_What is required_
Review the material line by line. Identify and copy every line that contains the string "Gamma".

_Entries_
++++++++

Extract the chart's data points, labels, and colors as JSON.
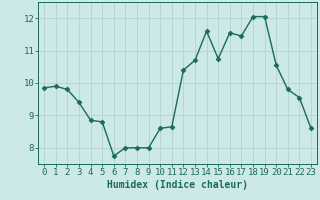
{
  "x": [
    0,
    1,
    2,
    3,
    4,
    5,
    6,
    7,
    8,
    9,
    10,
    11,
    12,
    13,
    14,
    15,
    16,
    17,
    18,
    19,
    20,
    21,
    22,
    23
  ],
  "y": [
    9.85,
    9.9,
    9.8,
    9.4,
    8.85,
    8.8,
    7.75,
    8.0,
    8.0,
    8.0,
    8.6,
    8.65,
    10.4,
    10.7,
    11.6,
    10.75,
    11.55,
    11.45,
    12.05,
    12.05,
    10.55,
    9.8,
    9.55,
    8.6
  ],
  "line_color": "#1a6b5a",
  "marker": "D",
  "markersize": 2.5,
  "linewidth": 1.0,
  "bg_color": "#cce8e8",
  "grid_color": "#b8d4d4",
  "xlabel": "Humidex (Indice chaleur)",
  "xlabel_fontsize": 7,
  "ylim": [
    7.5,
    12.5
  ],
  "yticks": [
    8,
    9,
    10,
    11,
    12
  ],
  "xticks": [
    0,
    1,
    2,
    3,
    4,
    5,
    6,
    7,
    8,
    9,
    10,
    11,
    12,
    13,
    14,
    15,
    16,
    17,
    18,
    19,
    20,
    21,
    22,
    23
  ],
  "tick_fontsize": 6.5
}
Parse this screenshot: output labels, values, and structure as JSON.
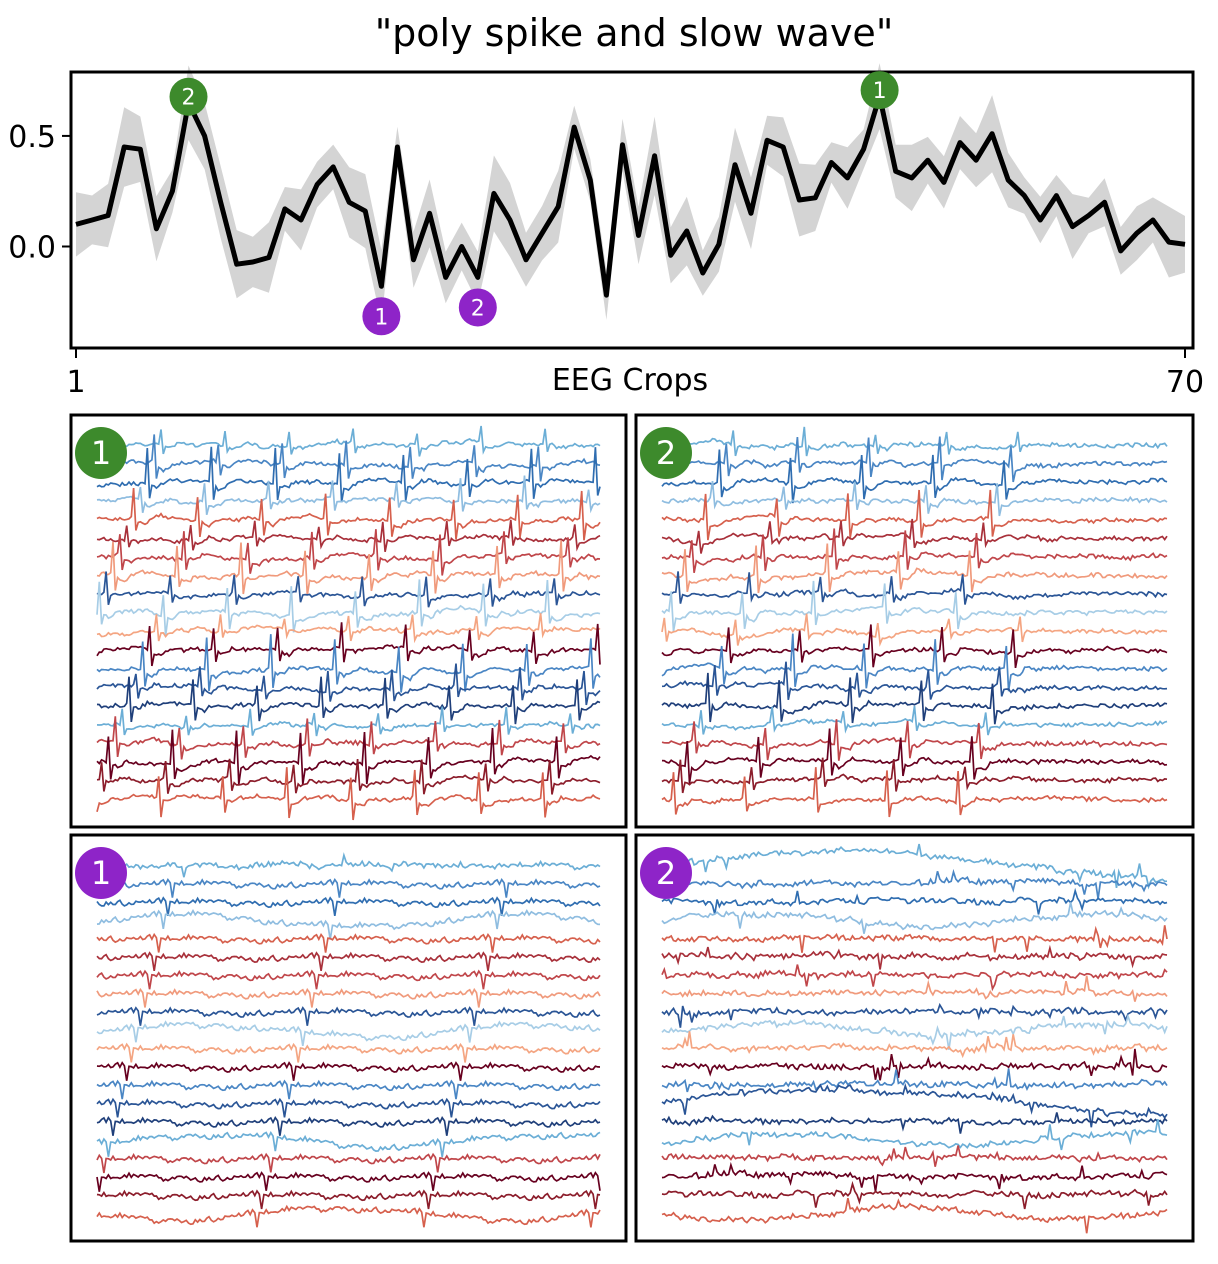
{
  "chart_data": [
    {
      "type": "line",
      "title": "\"poly spike and slow wave\"",
      "xlabel": "EEG Crops",
      "ylabel": "",
      "xlim": [
        1,
        70
      ],
      "ylim": [
        -0.45,
        0.78
      ],
      "x_ticks": [
        "1",
        "70"
      ],
      "y_ticks": [
        "0.5",
        "0.0"
      ],
      "band": "shaded gray band around the mean line",
      "series": [
        {
          "values": [
            0.1,
            0.12,
            0.14,
            0.45,
            0.44,
            0.08,
            0.25,
            0.65,
            0.5,
            0.2,
            -0.08,
            -0.07,
            -0.05,
            0.17,
            0.12,
            0.28,
            0.36,
            0.2,
            0.16,
            -0.18,
            0.45,
            -0.06,
            0.15,
            -0.14,
            0.0,
            -0.14,
            0.24,
            0.12,
            -0.06,
            0.06,
            0.18,
            0.54,
            0.3,
            -0.22,
            0.46,
            0.05,
            0.41,
            -0.04,
            0.07,
            -0.12,
            0.01,
            0.37,
            0.15,
            0.48,
            0.45,
            0.21,
            0.22,
            0.38,
            0.31,
            0.44,
            0.68,
            0.34,
            0.31,
            0.39,
            0.29,
            0.47,
            0.39,
            0.51,
            0.3,
            0.23,
            0.12,
            0.23,
            0.09,
            0.14,
            0.2,
            -0.02,
            0.06,
            0.12,
            0.02,
            0.01
          ]
        }
      ],
      "markers": [
        {
          "label": "2",
          "x": 8,
          "y": 0.65,
          "group": "green",
          "placement": "above"
        },
        {
          "label": "1",
          "x": 51,
          "y": 0.68,
          "group": "green",
          "placement": "above"
        },
        {
          "label": "1",
          "x": 20,
          "y": -0.18,
          "group": "purple",
          "placement": "below"
        },
        {
          "label": "2",
          "x": 26,
          "y": -0.14,
          "group": "purple",
          "placement": "below"
        }
      ]
    },
    {
      "type": "line",
      "description_panels": "EEG crop traces; 24 channels each",
      "panels": [
        {
          "label": "1",
          "group": "green",
          "style": "spike"
        },
        {
          "label": "2",
          "group": "green",
          "style": "spike"
        },
        {
          "label": "1",
          "group": "purple",
          "style": "flat"
        },
        {
          "label": "2",
          "group": "purple",
          "style": "flat"
        }
      ],
      "channel_colors": [
        "#6baed6",
        "#4a86c4",
        "#2f6db0",
        "#8fbde0",
        "#d6604d",
        "#a8303a",
        "#c0464a",
        "#f09a7c",
        "#2a5596",
        "#a7cde6",
        "#f4a582",
        "#67001f",
        "#4a86c4",
        "#2a5596",
        "#1f3f7a",
        "#6baed6",
        "#c0464a",
        "#67001f",
        "#8c1d2b",
        "#d6604d"
      ]
    }
  ],
  "colors": {
    "green": "#3d8a2c",
    "purple": "#8e24c8",
    "line": "#000000",
    "band": "#d4d4d4"
  }
}
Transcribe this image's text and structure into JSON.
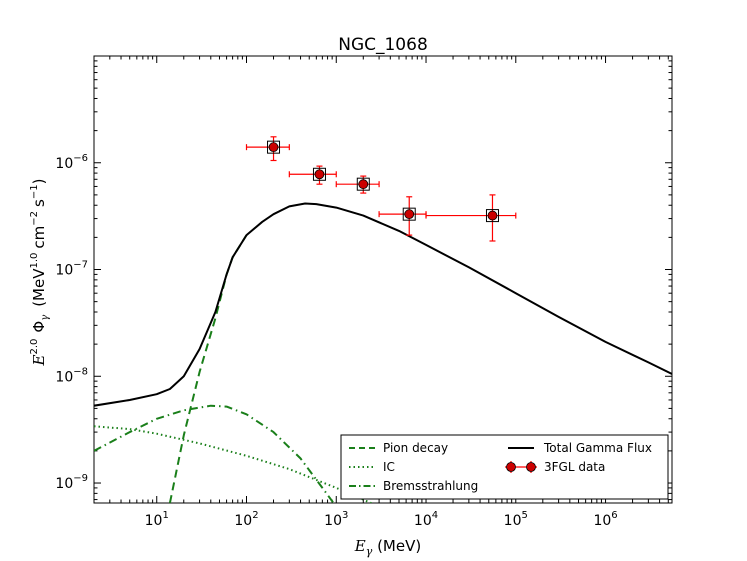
{
  "chart_data": {
    "type": "line",
    "title": "NGC_1068",
    "xlabel_main": "E",
    "xlabel_sub": "γ",
    "xlabel_unit": " (MeV)",
    "ylabel_main": "E",
    "ylabel_exp": "2.0",
    "ylabel_phi": "Φ",
    "ylabel_phi_sub": "γ",
    "ylabel_unit_a": "(MeV",
    "ylabel_unit_exp1": "1.0",
    "ylabel_unit_b": "cm",
    "ylabel_unit_exp2": "−2",
    "ylabel_unit_c": "s",
    "ylabel_unit_exp3": "−1",
    "ylabel_unit_d": ")",
    "x_scale": "log",
    "y_scale": "log",
    "xlim": [
      2,
      5500000
    ],
    "ylim": [
      6.5e-10,
      1e-05
    ],
    "x_ticks": [
      {
        "value": 10,
        "base": "10",
        "exp": "1"
      },
      {
        "value": 100,
        "base": "10",
        "exp": "2"
      },
      {
        "value": 1000,
        "base": "10",
        "exp": "3"
      },
      {
        "value": 10000,
        "base": "10",
        "exp": "4"
      },
      {
        "value": 100000,
        "base": "10",
        "exp": "5"
      },
      {
        "value": 1000000,
        "base": "10",
        "exp": "6"
      }
    ],
    "y_ticks": [
      {
        "value": 1e-09,
        "base": "10",
        "exp": "−9"
      },
      {
        "value": 1e-08,
        "base": "10",
        "exp": "−8"
      },
      {
        "value": 1e-07,
        "base": "10",
        "exp": "−7"
      },
      {
        "value": 1e-06,
        "base": "10",
        "exp": "−6"
      }
    ],
    "series": [
      {
        "name": "Pion decay",
        "style": "dashed",
        "color": "#1a7f1a",
        "points": [
          [
            14,
            6.5e-10
          ],
          [
            20,
            2.8e-09
          ],
          [
            30,
            1.1e-08
          ],
          [
            45,
            3.5e-08
          ],
          [
            60,
            9e-08
          ],
          [
            70,
            1.3e-07
          ],
          [
            100,
            2.1e-07
          ]
        ]
      },
      {
        "name": "IC",
        "style": "dotted",
        "color": "#1a7f1a",
        "points": [
          [
            2,
            3.4e-09
          ],
          [
            5,
            3.2e-09
          ],
          [
            10,
            2.9e-09
          ],
          [
            30,
            2.35e-09
          ],
          [
            100,
            1.8e-09
          ],
          [
            300,
            1.35e-09
          ],
          [
            1000,
            9e-10
          ],
          [
            2000,
            7e-10
          ],
          [
            3000,
            6e-10
          ]
        ]
      },
      {
        "name": "Bremsstrahlung",
        "style": "dashdot",
        "color": "#1a7f1a",
        "points": [
          [
            2,
            2e-09
          ],
          [
            5,
            3e-09
          ],
          [
            10,
            4e-09
          ],
          [
            20,
            4.8e-09
          ],
          [
            40,
            5.3e-09
          ],
          [
            60,
            5.2e-09
          ],
          [
            100,
            4.4e-09
          ],
          [
            200,
            3e-09
          ],
          [
            400,
            1.7e-09
          ],
          [
            700,
            9e-10
          ],
          [
            1000,
            6e-10
          ]
        ]
      },
      {
        "name": "Total Gamma Flux",
        "style": "solid",
        "color": "#000000",
        "points": [
          [
            2,
            5.3e-09
          ],
          [
            5,
            6e-09
          ],
          [
            10,
            6.8e-09
          ],
          [
            14,
            7.6e-09
          ],
          [
            20,
            1e-08
          ],
          [
            30,
            1.8e-08
          ],
          [
            45,
            4e-08
          ],
          [
            60,
            9e-08
          ],
          [
            70,
            1.3e-07
          ],
          [
            100,
            2.1e-07
          ],
          [
            150,
            2.8e-07
          ],
          [
            200,
            3.3e-07
          ],
          [
            300,
            3.9e-07
          ],
          [
            450,
            4.15e-07
          ],
          [
            600,
            4.1e-07
          ],
          [
            1000,
            3.8e-07
          ],
          [
            2000,
            3.2e-07
          ],
          [
            5000,
            2.3e-07
          ],
          [
            10000,
            1.7e-07
          ],
          [
            30000,
            1.05e-07
          ],
          [
            100000,
            6e-08
          ],
          [
            300000,
            3.6e-08
          ],
          [
            1000000,
            2.1e-08
          ],
          [
            3000000,
            1.35e-08
          ],
          [
            5500000,
            1.05e-08
          ]
        ]
      }
    ],
    "points_series": {
      "name": "3FGL data",
      "color": "#ff0000",
      "points": [
        {
          "x": 200,
          "y": 1.4e-06,
          "xlo": 100,
          "xhi": 300,
          "ylo": 1.05e-06,
          "yhi": 1.75e-06
        },
        {
          "x": 650,
          "y": 7.8e-07,
          "xlo": 300,
          "xhi": 1000,
          "ylo": 6.3e-07,
          "yhi": 9.3e-07
        },
        {
          "x": 2000,
          "y": 6.3e-07,
          "xlo": 1000,
          "xhi": 3000,
          "ylo": 5.2e-07,
          "yhi": 7.5e-07
        },
        {
          "x": 6500,
          "y": 3.3e-07,
          "xlo": 3000,
          "xhi": 10000,
          "ylo": 2.1e-07,
          "yhi": 4.8e-07
        },
        {
          "x": 55000,
          "y": 3.2e-07,
          "xlo": 10000,
          "xhi": 100000,
          "ylo": 1.85e-07,
          "yhi": 5e-07
        }
      ]
    },
    "legend": {
      "placement": "bottom-right",
      "entries": [
        {
          "label": "Pion decay",
          "style": "dashed"
        },
        {
          "label": "IC",
          "style": "dotted"
        },
        {
          "label": "Bremsstrahlung",
          "style": "dashdot"
        },
        {
          "label": "Total Gamma Flux",
          "style": "solid"
        },
        {
          "label": "3FGL data",
          "style": "marker"
        }
      ]
    },
    "colors": {
      "model": "#1a7f1a",
      "total": "#000000",
      "data": "#ff0000",
      "marker_fill": "#cc0000"
    }
  }
}
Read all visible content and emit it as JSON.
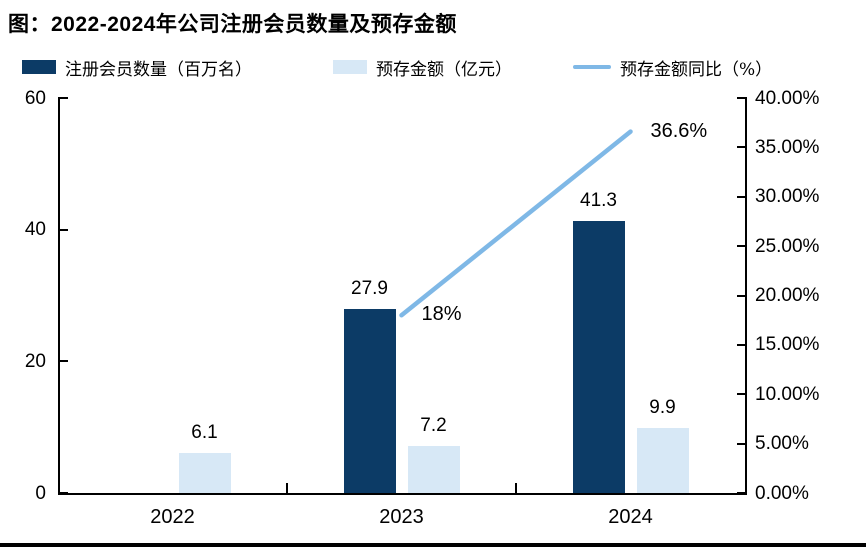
{
  "title": "图：2022-2024年公司注册会员数量及预存金额",
  "colors": {
    "members_bar": "#0C3B66",
    "prepaid_bar": "#D7E8F6",
    "yoy_line": "#7FB8E6",
    "axis": "#000000"
  },
  "legend": [
    {
      "label": "注册会员数量（百万名）",
      "swatch": "bar-dark"
    },
    {
      "label": "预存金额（亿元）",
      "swatch": "bar-light"
    },
    {
      "label": "预存金额同比（%）",
      "swatch": "line"
    }
  ],
  "chart_data": {
    "type": "bar",
    "subtype": "grouped-bar-with-line-combo",
    "title": "图：2022-2024年公司注册会员数量及预存金额",
    "categories": [
      "2022",
      "2023",
      "2024"
    ],
    "series": [
      {
        "name": "注册会员数量（百万名）",
        "type": "bar",
        "axis": "left",
        "color": "#0C3B66",
        "values": [
          null,
          27.9,
          41.3
        ],
        "labels": [
          "",
          "27.9",
          "41.3"
        ]
      },
      {
        "name": "预存金额（亿元）",
        "type": "bar",
        "axis": "left",
        "color": "#D7E8F6",
        "values": [
          6.1,
          7.2,
          9.9
        ],
        "labels": [
          "6.1",
          "7.2",
          "9.9"
        ]
      },
      {
        "name": "预存金额同比（%）",
        "type": "line",
        "axis": "right",
        "color": "#7FB8E6",
        "values": [
          null,
          18,
          36.6
        ],
        "labels": [
          "",
          "18%",
          "36.6%"
        ]
      }
    ],
    "left_axis": {
      "min": 0,
      "max": 60,
      "ticks": [
        {
          "v": 0,
          "label": "0"
        },
        {
          "v": 20,
          "label": "20"
        },
        {
          "v": 40,
          "label": "40"
        },
        {
          "v": 60,
          "label": "60"
        }
      ]
    },
    "right_axis": {
      "min": 0,
      "max": 40,
      "ticks": [
        {
          "v": 0,
          "label": "0.00%"
        },
        {
          "v": 5,
          "label": "5.00%"
        },
        {
          "v": 10,
          "label": "10.00%"
        },
        {
          "v": 15,
          "label": "15.00%"
        },
        {
          "v": 20,
          "label": "20.00%"
        },
        {
          "v": 25,
          "label": "25.00%"
        },
        {
          "v": 30,
          "label": "30.00%"
        },
        {
          "v": 35,
          "label": "35.00%"
        },
        {
          "v": 40,
          "label": "40.00%"
        }
      ]
    },
    "grid": false,
    "legend_position": "top"
  }
}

++++++++

_Exercise result_
        "name": "Total Gamma Flux",
          "label": "Total Gamma Flux",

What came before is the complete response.